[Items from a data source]
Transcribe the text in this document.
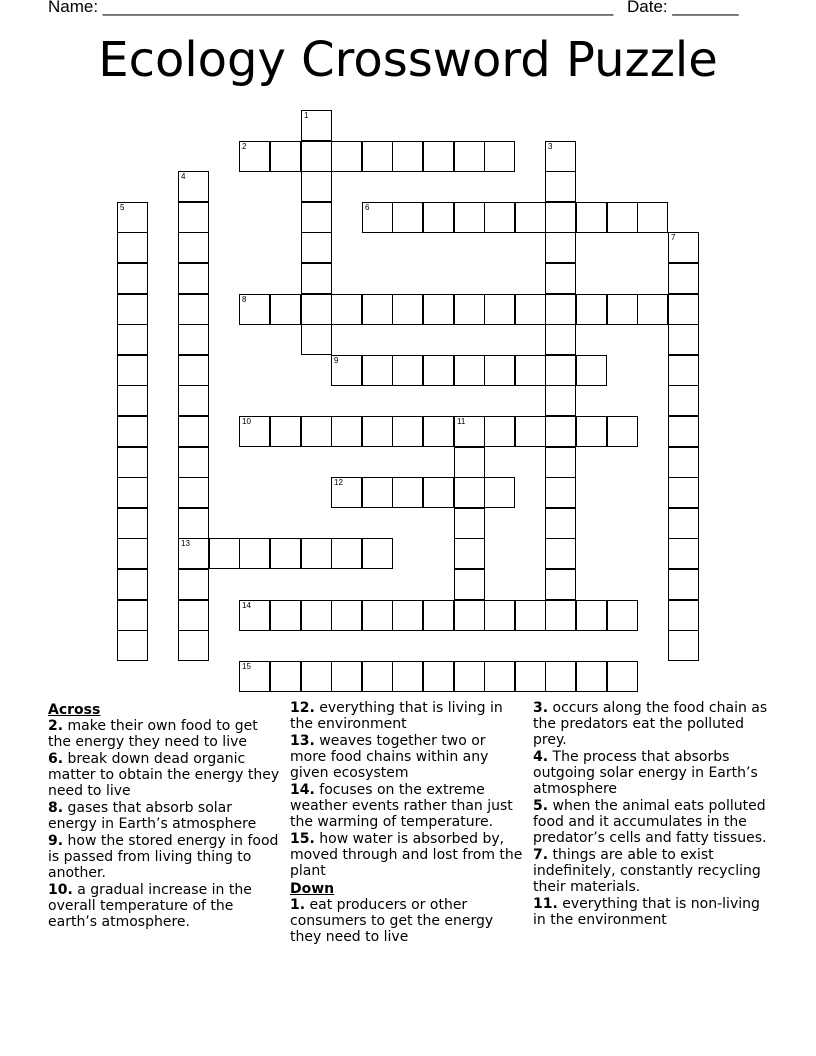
Name: ______________________________________________________ Date: _______
Ecology Crossword Puzzle
1
2	3
4
13
5	6
7
8
9
10	11
12
14
15
Across
2. make their own food to get the energy they need to live
6. break down dead organic matter to obtain the energy they need to live
8. gases that absorb solar energy in Earth’s atmosphere
9. how the stored energy in food is passed from living thing to another.
10. a gradual increase in the overall temperature of the earth’s atmosphere.
12. everything that is living in the environment
13. weaves together two or more food chains within any given ecosystem
14. focuses on the extreme weather events rather than just the warming of temperature.
15. how water is absorbed by, moved through and lost from the plant
Down
1. eat producers or other consumers to get the energy they need to live
3. occurs along the food chain as the predators eat the polluted prey.
4. The process that absorbs outgoing solar energy in Earth’s atmosphere
5. when the animal eats polluted food and it accumulates in the predator’s cells and fatty tissues.
7. things are able to exist indefinitely, constantly recycling their materials.
11. everything that is non-living in the environment
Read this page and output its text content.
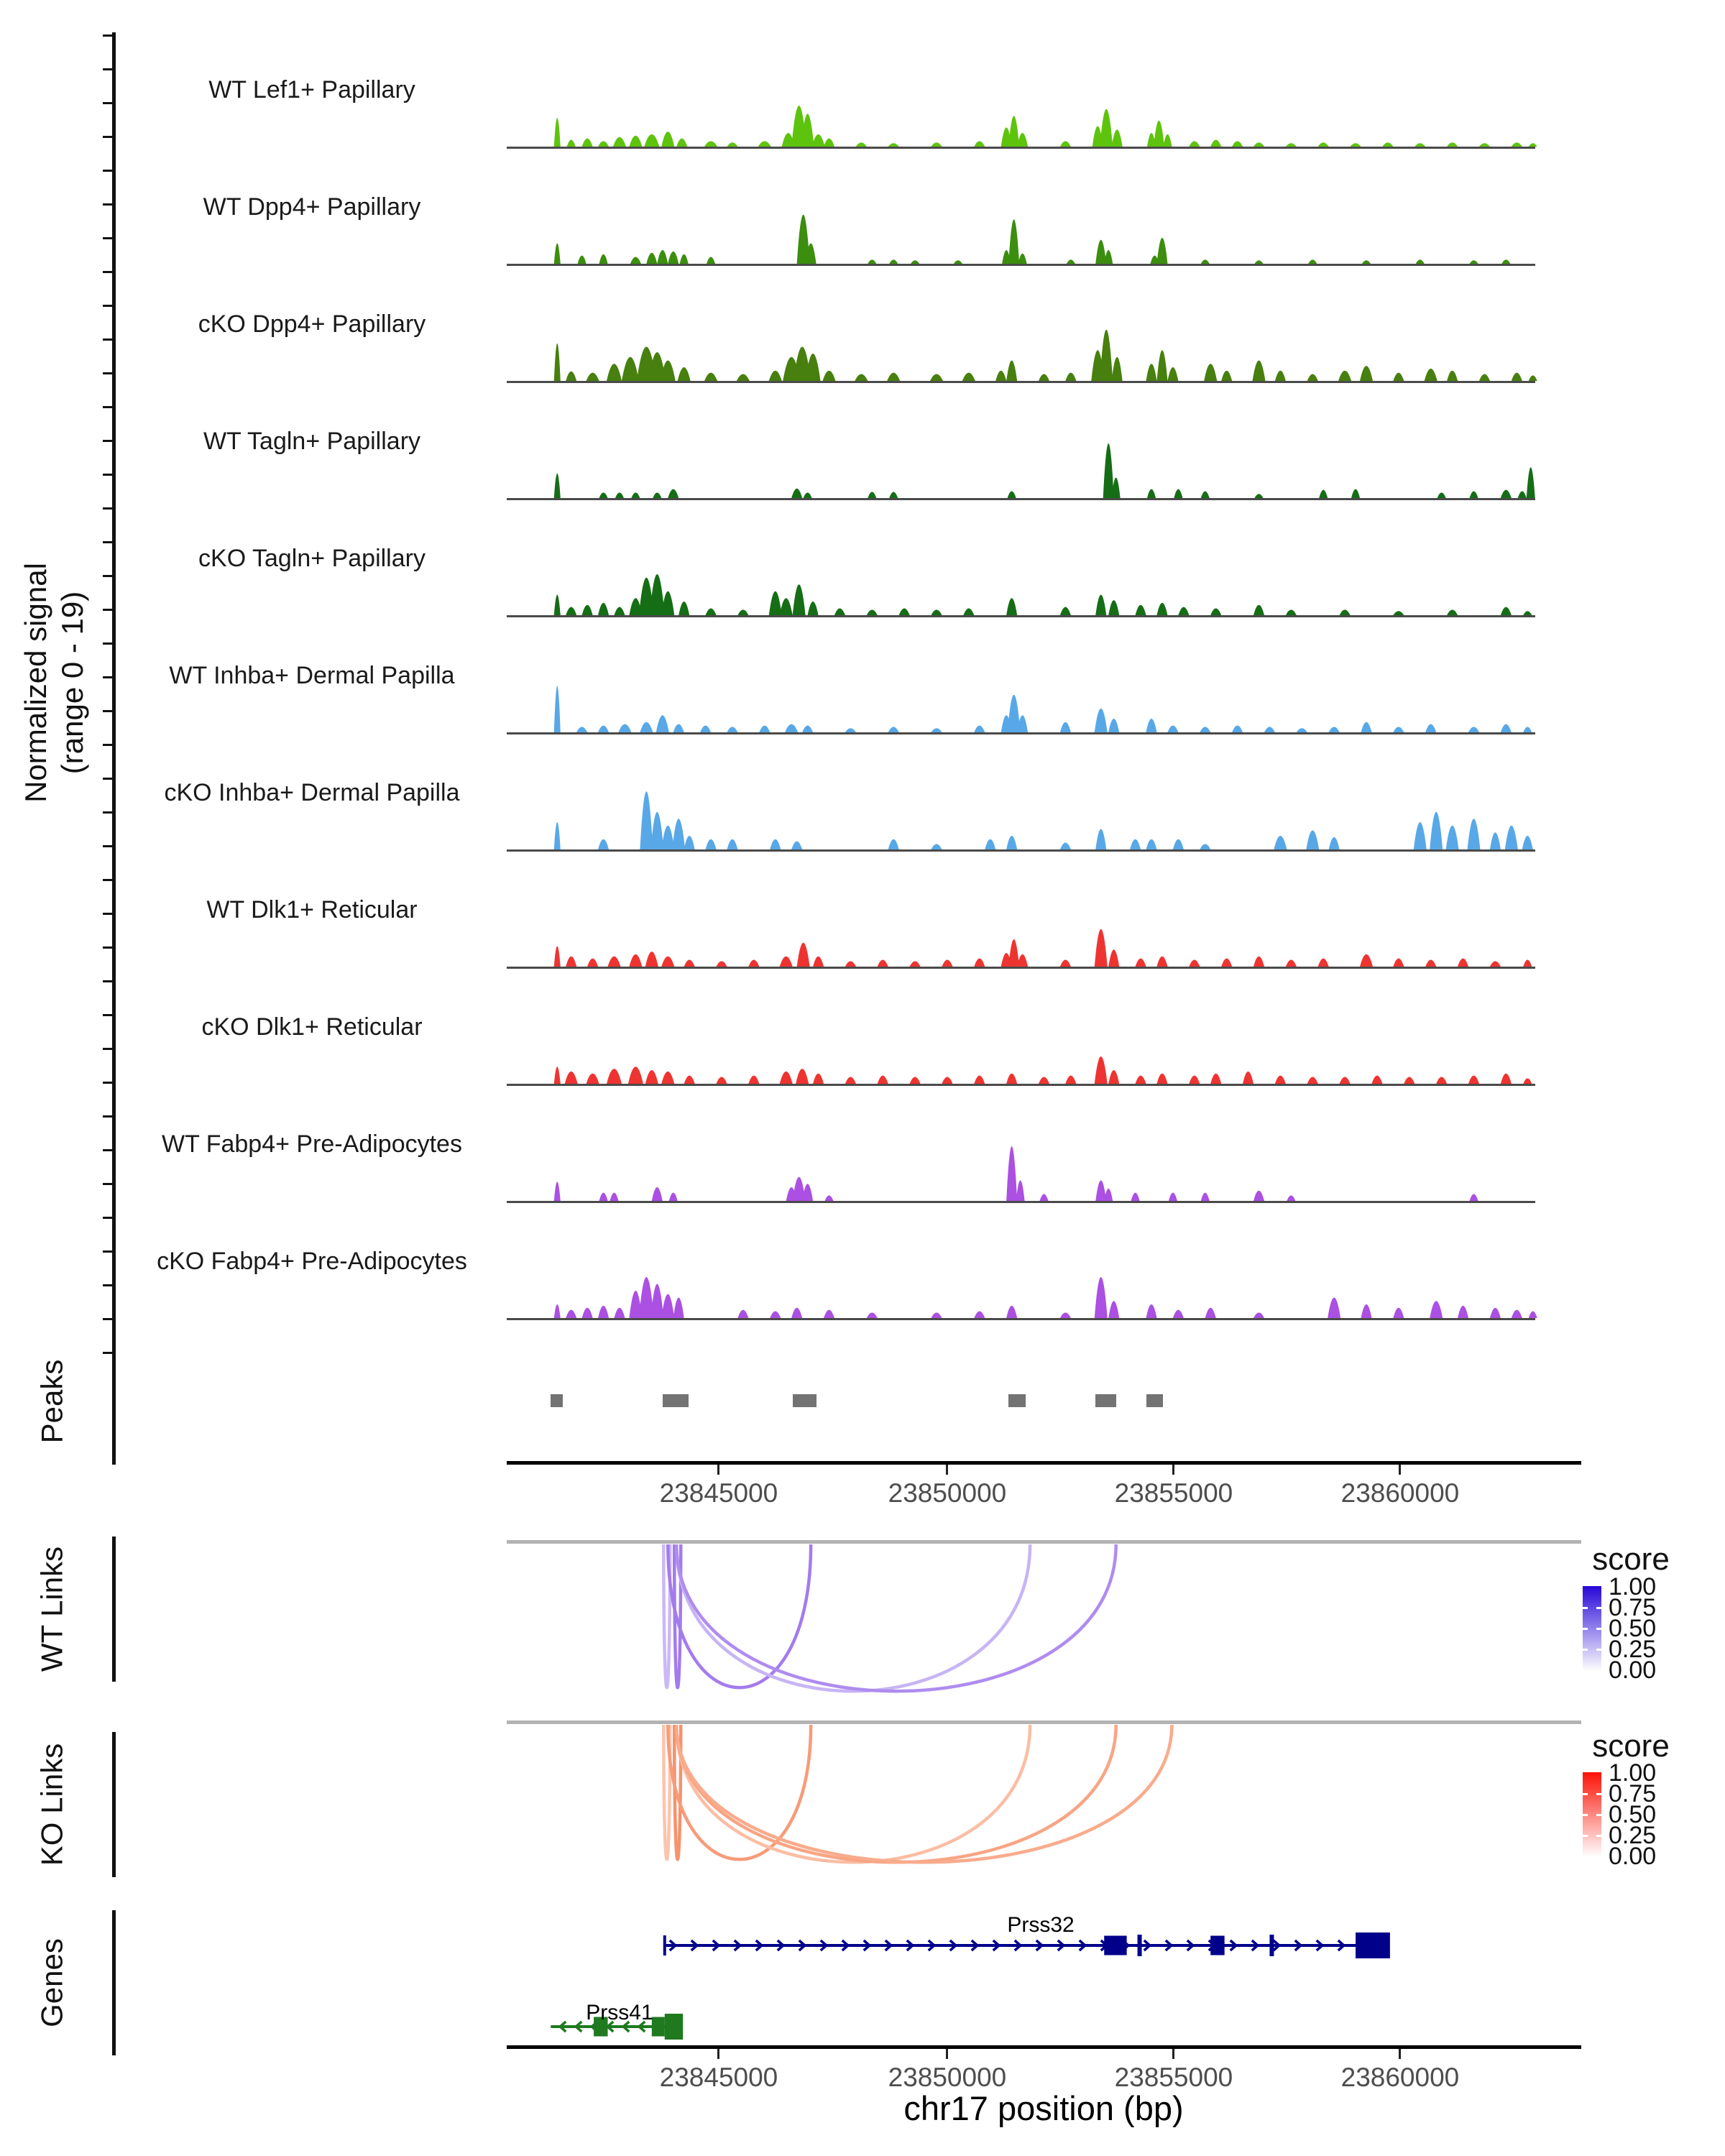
Normalized signal (range 0 - 19)
Peaks
WT Links
KO Links
Genes
WT Lef1+ Papillary
WT Dpp4+ Papillary
cKO Dpp4+ Papillary
WT Tagln+ Papillary
cKO Tagln+ Papillary
WT Inhba+ Dermal Papilla
cKO Inhba+ Dermal Papilla
WT Dlk1+ Reticular
cKO Dlk1+ Reticular
WT Fabp4+ Pre-Adipocytes
cKO Fabp4+ Pre-Adipocytes
23845000	23850000	23855000	23860000
score
1.00
0.75
0.50
0.25
0.00
score
1.00
0.75
0.50
0.25
0.00
Prss32
Prss41
23845000	23850000	23855000	23860000
chr17 position (bp)
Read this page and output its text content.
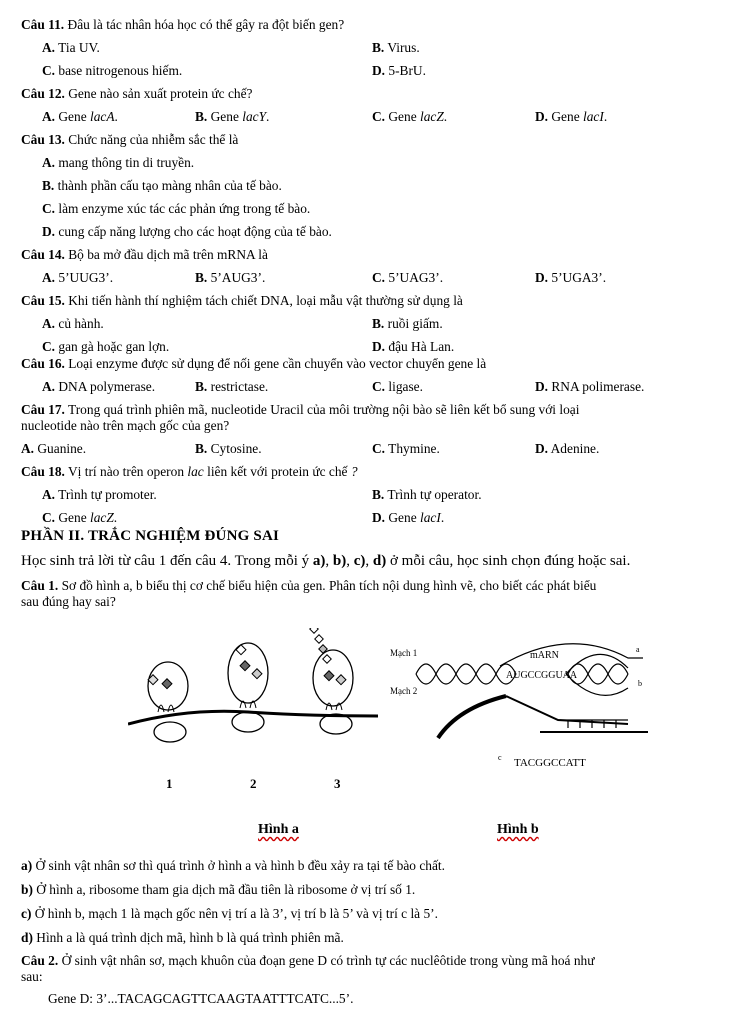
Câu 11. Đâu là tác nhân hóa học có thể gây ra đột biến gen?
A. Tia UV.	B. Virus.
C. base nitrogenous hiếm.	D. 5-BrU.
Câu 12. Gene nào sản xuất protein ức chế?
A. Gene lacA.	B. Gene lacY.	C. Gene lacZ.	D. Gene lacI.
Câu 13. Chức năng của nhiễm sắc thể là
A. mang thông tin di truyền.
B. thành phần cấu tạo màng nhân của tế bào.
C. làm enzyme xúc tác các phản ứng trong tế bào.
D. cung cấp năng lượng cho các hoạt động của tế bào.
Câu 14. Bộ ba mở đầu dịch mã trên mRNA là
A. 5’UUG3’.	B. 5’AUG3’.	C. 5’UAG3’.	D. 5’UGA3’.
Câu 15. Khi tiến hành thí nghiệm tách chiết DNA, loại mẫu vật thường sử dụng là
A. củ hành.	B. ruồi giấm.
C. gan gà hoặc gan lợn.	D. đậu Hà Lan.
Câu 16. Loại enzyme được sử dụng để nối gene cần chuyển vào vector chuyển gene là
A. DNA polymerase.	B. restrictase.	C. ligase.	D. RNA polimerase.
Câu 17. Trong quá trình phiên mã, nucleotide Uracil của môi trường nội bào sẽ liên kết bổ sung với loại
nucleotide nào trên mạch gốc của gen?
A. Guanine.	B. Cytosine.	C. Thymine.	D. Adenine.
Câu 18. Vị trí nào trên operon lac liên kết với protein ức chế ?
A. Trình tự promoter.	B. Trình tự operator.
C. Gene lacZ.	D. Gene lacI.
PHẦN II. TRẮC NGHIỆM ĐÚNG SAI
Học sinh trả lời từ câu 1 đến câu 4. Trong mỗi ý a), b), c), d) ở mỗi câu, học sinh chọn đúng hoặc sai.
Câu 1. Sơ đồ hình a, b biểu thị cơ chế biểu hiện của gen. Phân tích nội dung hình vẽ, cho biết các phát biểu
sau đúng hay sai?
1	2	3
Mạch 1
Mạch 2
mARN
AUGCCGGUAA
TACGGCCATT
a
b
c
Hình a	Hình b
a) Ở sinh vật nhân sơ thì quá trình ở hình a và hình b đều xảy ra tại tế bào chất.
b) Ở hình a, ribosome tham gia dịch mã đầu tiên là ribosome ở vị trí số 1.
c) Ở hình b, mạch 1 là mạch gốc nên vị trí a là 3’, vị trí b là 5’ và vị trí c là 5’.
d) Hình a là quá trình dịch mã, hình b là quá trình phiên mã.
Câu 2. Ở sinh vật nhân sơ, mạch khuôn của đoạn gene D có trình tự các nuclêôtide trong vùng mã hoá như
sau:
Gene D: 3’...TACAGCAGTTCAAGTAATTTCATC...5’.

Exercise details:
Could every entry be restated word for word, pictures excluded?

The answer:
Transcribe the text in this document.
Name: ______________________________________________________ Date: _______
Ecology Crossword Puzzle
1
2	3
4
13
5	6
7
8
9
10	11
12
14
15
Across
2. make their own food to get the energy they need to live
6. break down dead organic matter to obtain the energy they need to live
8. gases that absorb solar energy in Earth’s atmosphere
9. how the stored energy in food is passed from living thing to another.
10. a gradual increase in the overall temperature of the earth’s atmosphere.
12. everything that is living in the environment
13. weaves together two or more food chains within any given ecosystem
14. focuses on the extreme weather events rather than just the warming of temperature.
15. how water is absorbed by, moved through and lost from the plant
Down
1. eat producers or other consumers to get the energy they need to live
3. occurs along the food chain as the predators eat the polluted prey.
4. The process that absorbs outgoing solar energy in Earth’s atmosphere
5. when the animal eats polluted food and it accumulates in the predator’s cells and fatty tissues.
7. things are able to exist indefinitely, constantly recycling their materials.
11. everything that is non-living in the environment
Read this page and output its text content.
Normalized signal (range 0 - 19)
Peaks
WT Links
KO Links
Genes
WT Lef1+ Papillary
WT Dpp4+ Papillary
cKO Dpp4+ Papillary
WT Tagln+ Papillary
cKO Tagln+ Papillary
WT Inhba+ Dermal Papilla
cKO Inhba+ Dermal Papilla
WT Dlk1+ Reticular
cKO Dlk1+ Reticular
WT Fabp4+ Pre-Adipocytes
cKO Fabp4+ Pre-Adipocytes
23845000	23850000	23855000	23860000
score
1.00
0.75
0.50
0.25
0.00
score
1.00
0.75
0.50
0.25
0.00
Prss32
Prss41
23845000	23850000	23855000	23860000
chr17 position (bp)
Read this page and output its text content.
Câu 11. Đâu là tác nhân hóa học có thể gây ra đột biến gen?
A. Tia UV.	B. Virus.
C. base nitrogenous hiếm.	D. 5-BrU.
Câu 12. Gene nào sản xuất protein ức chế?
A. Gene lacA.	B. Gene lacY.	C. Gene lacZ.	D. Gene lacI.
Câu 13. Chức năng của nhiễm sắc thể là
A. mang thông tin di truyền.
B. thành phần cấu tạo màng nhân của tế bào.
C. làm enzyme xúc tác các phản ứng trong tế bào.
D. cung cấp năng lượng cho các hoạt động của tế bào.
Câu 14. Bộ ba mở đầu dịch mã trên mRNA là
A. 5’UUG3’.	B. 5’AUG3’.	C. 5’UAG3’.	D. 5’UGA3’.
Câu 15. Khi tiến hành thí nghiệm tách chiết DNA, loại mẫu vật thường sử dụng là
A. củ hành.	B. ruồi giấm.
C. gan gà hoặc gan lợn.	D. đậu Hà Lan.
Câu 16. Loại enzyme được sử dụng để nối gene cần chuyển vào vector chuyển gene là
A. DNA polymerase.	B. restrictase.	C. ligase.	D. RNA polimerase.
Câu 17. Trong quá trình phiên mã, nucleotide Uracil của môi trường nội bào sẽ liên kết bổ sung với loại
nucleotide nào trên mạch gốc của gen?
A. Guanine.	B. Cytosine.	C. Thymine.	D. Adenine.
Câu 18. Vị trí nào trên operon lac liên kết với protein ức chế ?
A. Trình tự promoter.	B. Trình tự operator.
C. Gene lacZ.	D. Gene lacI.
PHẦN II. TRẮC NGHIỆM ĐÚNG SAI
Học sinh trả lời từ câu 1 đến câu 4. Trong mỗi ý a), b), c), d) ở mỗi câu, học sinh chọn đúng hoặc sai.
Câu 1. Sơ đồ hình a, b biểu thị cơ chế biểu hiện của gen. Phân tích nội dung hình vẽ, cho biết các phát biểu
sau đúng hay sai?
1	2	3
Mạch 1
Mạch 2
mARN
AUGCCGGUAA
TACGGCCATT
a
b
c
Hình a	Hình b
a) Ở sinh vật nhân sơ thì quá trình ở hình a và hình b đều xảy ra tại tế bào chất.
b) Ở hình a, ribosome tham gia dịch mã đầu tiên là ribosome ở vị trí số 1.
c) Ở hình b, mạch 1 là mạch gốc nên vị trí a là 3’, vị trí b là 5’ và vị trí c là 5’.
d) Hình a là quá trình dịch mã, hình b là quá trình phiên mã.
Câu 2. Ở sinh vật nhân sơ, mạch khuôn của đoạn gene D có trình tự các nuclêôtide trong vùng mã hoá như
sau:
Gene D: 3’...TACAGCAGTTCAAGTAATTTCATC...5’.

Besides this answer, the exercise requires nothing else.